* [Stated task]
Write every record out again exactly, and keep images out of it.

* [Records for the task]
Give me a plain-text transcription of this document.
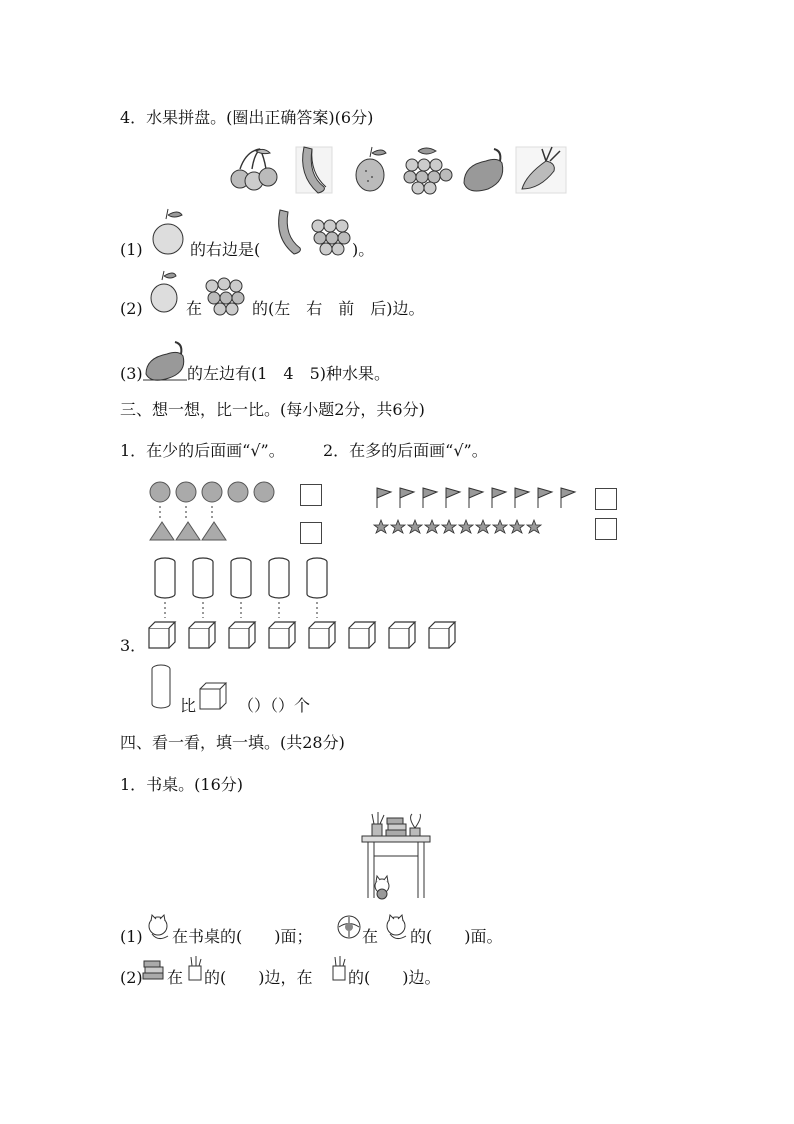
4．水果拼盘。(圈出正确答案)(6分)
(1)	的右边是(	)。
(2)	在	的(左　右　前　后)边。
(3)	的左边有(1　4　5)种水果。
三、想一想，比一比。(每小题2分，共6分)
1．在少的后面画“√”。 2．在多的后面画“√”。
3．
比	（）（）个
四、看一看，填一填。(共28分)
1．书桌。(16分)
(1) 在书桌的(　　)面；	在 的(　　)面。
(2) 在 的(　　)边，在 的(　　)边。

* [Complete output]
Give me a plain-text transcription of this document.
4．水果拼盘。(圈出正确答案)(6分)
(1)	的右边是(	)。
(2)	在	的(左　右　前　后)边。
(3)	的左边有(1　4　5)种水果。
三、想一想，比一比。(每小题2分，共6分)
1．在少的后面画“√”。 2．在多的后面画“√”。
3．
比	（）（）个
四、看一看，填一填。(共28分)
1．书桌。(16分)
(1) 在书桌的(　　)面；	在 的(　　)面。
(2) 在 的(　　)边，在 的(　　)边。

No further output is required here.